### Request
Copy the lines below verbatim, but only from the line containing "Transcribe this image's" through the end of the data.

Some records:
---+---
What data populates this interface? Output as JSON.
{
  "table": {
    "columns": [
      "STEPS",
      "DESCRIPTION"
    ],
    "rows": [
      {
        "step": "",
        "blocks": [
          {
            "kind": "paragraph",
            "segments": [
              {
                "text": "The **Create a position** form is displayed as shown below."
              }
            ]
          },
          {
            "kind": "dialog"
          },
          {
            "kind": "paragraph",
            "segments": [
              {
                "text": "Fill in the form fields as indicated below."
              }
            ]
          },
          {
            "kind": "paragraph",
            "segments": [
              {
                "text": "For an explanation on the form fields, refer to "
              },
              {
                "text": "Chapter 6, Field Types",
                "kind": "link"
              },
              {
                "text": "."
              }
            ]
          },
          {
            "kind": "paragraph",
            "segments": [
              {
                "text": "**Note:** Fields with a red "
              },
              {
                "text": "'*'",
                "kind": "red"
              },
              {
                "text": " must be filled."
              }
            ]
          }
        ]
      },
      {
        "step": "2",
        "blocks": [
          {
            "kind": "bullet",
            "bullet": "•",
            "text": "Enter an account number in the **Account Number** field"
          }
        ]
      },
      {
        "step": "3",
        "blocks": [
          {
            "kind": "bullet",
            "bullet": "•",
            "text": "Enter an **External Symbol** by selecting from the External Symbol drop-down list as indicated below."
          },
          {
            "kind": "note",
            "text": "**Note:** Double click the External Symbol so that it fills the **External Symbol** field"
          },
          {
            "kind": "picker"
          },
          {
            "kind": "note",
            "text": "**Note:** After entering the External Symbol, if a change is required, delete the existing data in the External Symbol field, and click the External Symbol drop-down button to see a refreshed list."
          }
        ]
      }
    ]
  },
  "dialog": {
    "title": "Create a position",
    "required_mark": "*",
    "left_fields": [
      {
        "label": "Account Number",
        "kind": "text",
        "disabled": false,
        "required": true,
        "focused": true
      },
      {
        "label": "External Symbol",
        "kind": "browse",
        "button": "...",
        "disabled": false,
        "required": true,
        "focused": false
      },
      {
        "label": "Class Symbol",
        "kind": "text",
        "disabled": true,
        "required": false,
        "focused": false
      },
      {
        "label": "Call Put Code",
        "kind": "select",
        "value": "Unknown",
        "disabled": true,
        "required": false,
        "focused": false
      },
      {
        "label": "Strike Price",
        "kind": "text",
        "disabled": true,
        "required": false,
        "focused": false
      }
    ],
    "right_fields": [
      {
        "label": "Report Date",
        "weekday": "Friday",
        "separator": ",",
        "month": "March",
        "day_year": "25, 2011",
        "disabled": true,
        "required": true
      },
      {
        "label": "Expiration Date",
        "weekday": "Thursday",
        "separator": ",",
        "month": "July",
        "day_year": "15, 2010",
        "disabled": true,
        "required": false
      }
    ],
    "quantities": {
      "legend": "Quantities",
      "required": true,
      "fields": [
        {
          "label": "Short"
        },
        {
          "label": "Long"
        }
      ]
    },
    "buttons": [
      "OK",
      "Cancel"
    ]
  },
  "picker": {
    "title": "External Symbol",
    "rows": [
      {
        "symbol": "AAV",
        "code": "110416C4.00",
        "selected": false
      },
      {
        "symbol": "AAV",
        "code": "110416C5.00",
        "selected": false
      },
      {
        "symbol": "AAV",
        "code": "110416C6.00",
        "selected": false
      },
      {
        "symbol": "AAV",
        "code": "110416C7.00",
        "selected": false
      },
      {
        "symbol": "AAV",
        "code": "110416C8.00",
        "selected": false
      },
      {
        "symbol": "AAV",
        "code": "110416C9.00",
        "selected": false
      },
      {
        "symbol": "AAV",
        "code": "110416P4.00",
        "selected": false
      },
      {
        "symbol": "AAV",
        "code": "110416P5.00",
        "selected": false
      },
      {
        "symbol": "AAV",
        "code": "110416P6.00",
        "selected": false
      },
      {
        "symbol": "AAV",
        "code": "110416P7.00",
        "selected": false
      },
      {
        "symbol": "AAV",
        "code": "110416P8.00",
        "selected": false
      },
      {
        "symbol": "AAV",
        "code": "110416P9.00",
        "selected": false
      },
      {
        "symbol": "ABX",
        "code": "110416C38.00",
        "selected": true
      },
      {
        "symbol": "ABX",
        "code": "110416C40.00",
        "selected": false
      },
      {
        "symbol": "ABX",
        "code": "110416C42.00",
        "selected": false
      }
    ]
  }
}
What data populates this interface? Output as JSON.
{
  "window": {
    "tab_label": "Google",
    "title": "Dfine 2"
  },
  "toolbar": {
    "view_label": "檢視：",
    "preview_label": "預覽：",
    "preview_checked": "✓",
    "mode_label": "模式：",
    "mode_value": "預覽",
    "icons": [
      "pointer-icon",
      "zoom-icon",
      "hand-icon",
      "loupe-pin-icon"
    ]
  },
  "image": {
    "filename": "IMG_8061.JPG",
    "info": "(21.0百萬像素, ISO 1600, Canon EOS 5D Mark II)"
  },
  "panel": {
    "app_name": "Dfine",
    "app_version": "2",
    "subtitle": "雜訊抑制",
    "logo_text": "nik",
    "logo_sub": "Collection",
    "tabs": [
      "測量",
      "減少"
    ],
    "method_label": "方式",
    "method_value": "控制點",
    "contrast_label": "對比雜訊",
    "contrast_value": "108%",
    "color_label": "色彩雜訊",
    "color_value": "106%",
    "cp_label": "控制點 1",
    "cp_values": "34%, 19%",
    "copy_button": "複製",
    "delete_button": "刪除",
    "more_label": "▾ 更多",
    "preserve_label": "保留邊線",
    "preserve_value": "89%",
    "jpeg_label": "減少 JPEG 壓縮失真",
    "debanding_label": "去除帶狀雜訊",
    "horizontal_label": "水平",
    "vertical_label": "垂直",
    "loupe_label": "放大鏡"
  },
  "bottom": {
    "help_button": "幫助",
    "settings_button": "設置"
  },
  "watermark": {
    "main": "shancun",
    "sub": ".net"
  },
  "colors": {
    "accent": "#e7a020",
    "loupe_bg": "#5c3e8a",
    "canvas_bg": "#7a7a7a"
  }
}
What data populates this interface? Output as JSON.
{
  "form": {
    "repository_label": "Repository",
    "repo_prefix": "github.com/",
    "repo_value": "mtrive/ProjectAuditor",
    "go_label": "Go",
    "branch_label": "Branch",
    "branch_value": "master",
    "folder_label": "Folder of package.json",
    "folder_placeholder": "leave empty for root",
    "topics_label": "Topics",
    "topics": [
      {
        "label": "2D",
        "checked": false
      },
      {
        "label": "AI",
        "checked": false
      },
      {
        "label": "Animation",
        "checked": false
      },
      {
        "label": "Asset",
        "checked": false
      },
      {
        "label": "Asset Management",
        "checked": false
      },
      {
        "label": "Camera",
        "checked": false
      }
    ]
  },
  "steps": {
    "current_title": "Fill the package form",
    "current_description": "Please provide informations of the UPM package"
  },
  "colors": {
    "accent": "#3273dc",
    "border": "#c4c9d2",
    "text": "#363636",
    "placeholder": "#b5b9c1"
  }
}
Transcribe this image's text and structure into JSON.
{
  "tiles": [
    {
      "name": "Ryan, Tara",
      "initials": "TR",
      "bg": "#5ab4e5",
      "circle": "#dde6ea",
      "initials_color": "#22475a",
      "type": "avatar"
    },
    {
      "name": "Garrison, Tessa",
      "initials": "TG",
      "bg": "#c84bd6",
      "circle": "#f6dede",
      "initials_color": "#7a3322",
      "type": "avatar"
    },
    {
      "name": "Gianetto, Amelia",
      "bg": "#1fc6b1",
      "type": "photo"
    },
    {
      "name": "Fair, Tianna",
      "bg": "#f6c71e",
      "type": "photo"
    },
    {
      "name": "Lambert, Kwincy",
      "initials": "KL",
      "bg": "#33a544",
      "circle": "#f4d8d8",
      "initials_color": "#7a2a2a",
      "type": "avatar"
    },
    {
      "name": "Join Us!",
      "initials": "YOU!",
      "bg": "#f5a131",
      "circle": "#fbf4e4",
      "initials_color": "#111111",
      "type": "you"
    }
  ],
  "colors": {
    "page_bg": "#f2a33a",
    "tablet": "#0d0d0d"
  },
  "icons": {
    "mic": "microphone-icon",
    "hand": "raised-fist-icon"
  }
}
---+---
### Result of this exercise
Transcribe this image's text and structure into JSON.
{
  "tiles": [
    {
      "name": "Ryan, Tara",
      "initials": "TR",
      "bg": "#5ab4e5",
      "circle": "#dde6ea",
      "initials_color": "#22475a",
      "type": "avatar"
    },
    {
      "name": "Garrison, Tessa",
      "initials": "TG",
      "bg": "#c84bd6",
      "circle": "#f6dede",
      "initials_color": "#7a3322",
      "type": "avatar"
    },
    {
      "name": "Gianetto, Amelia",
      "bg": "#1fc6b1",
      "type": "photo"
    },
    {
      "name": "Fair, Tianna",
      "bg": "#f6c71e",
      "type": "photo"
    },
    {
      "name": "Lambert, Kwincy",
      "initials": "KL",
      "bg": "#33a544",
      "circle": "#f4d8d8",
      "initials_color": "#7a2a2a",
      "type": "avatar"
    },
    {
      "name": "Join Us!",
      "initials": "YOU!",
      "bg": "#f5a131",
      "circle": "#fbf4e4",
      "initials_color": "#111111",
      "type": "you"
    }
  ],
  "colors": {
    "page_bg": "#f2a33a",
    "tablet": "#0d0d0d"
  },
  "icons": {
    "mic": "microphone-icon",
    "hand": "raised-fist-icon"
  }
}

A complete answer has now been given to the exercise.